INSTRUCTIONS FOR THE TASK:
Every line below should be copied exactly; drop the pictures.

MATERIAL FOR THE TASK:
==================================================

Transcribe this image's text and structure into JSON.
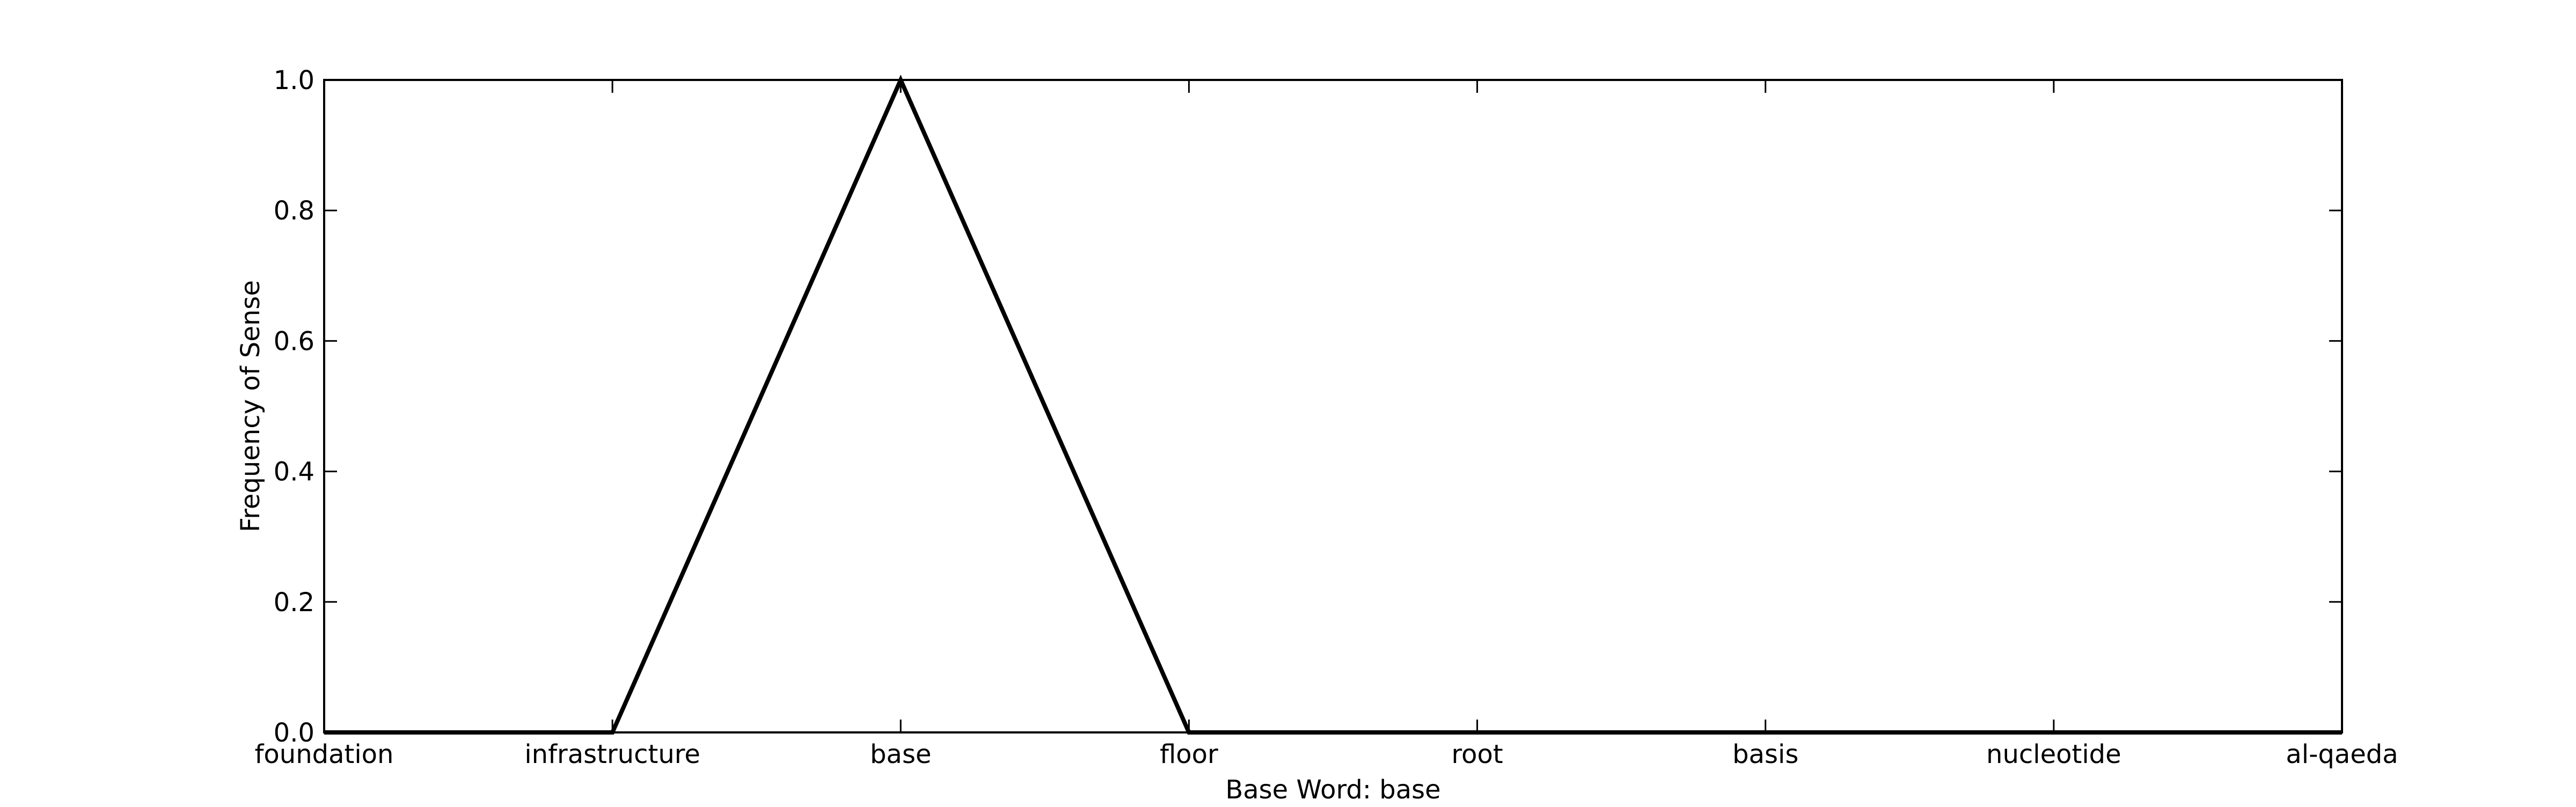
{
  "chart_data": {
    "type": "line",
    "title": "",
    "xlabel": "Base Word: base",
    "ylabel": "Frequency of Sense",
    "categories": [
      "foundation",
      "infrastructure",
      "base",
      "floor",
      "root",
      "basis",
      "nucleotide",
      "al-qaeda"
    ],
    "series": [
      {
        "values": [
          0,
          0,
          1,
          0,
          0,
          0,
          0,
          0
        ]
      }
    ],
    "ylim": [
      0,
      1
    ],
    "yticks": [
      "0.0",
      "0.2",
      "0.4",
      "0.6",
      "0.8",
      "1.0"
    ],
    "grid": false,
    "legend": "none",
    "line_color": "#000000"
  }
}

==================================================

RIGHT ANSWER:
Transcribe this image's text and structure into JSON.
{
  "chart_data": {
    "type": "line",
    "title": "",
    "xlabel": "Base Word: base",
    "ylabel": "Frequency of Sense",
    "categories": [
      "foundation",
      "infrastructure",
      "base",
      "floor",
      "root",
      "basis",
      "nucleotide",
      "al-qaeda"
    ],
    "series": [
      {
        "values": [
          0,
          0,
          1,
          0,
          0,
          0,
          0,
          0
        ]
      }
    ],
    "ylim": [
      0,
      1
    ],
    "yticks": [
      "0.0",
      "0.2",
      "0.4",
      "0.6",
      "0.8",
      "1.0"
    ],
    "grid": false,
    "legend": "none",
    "line_color": "#000000"
  }
}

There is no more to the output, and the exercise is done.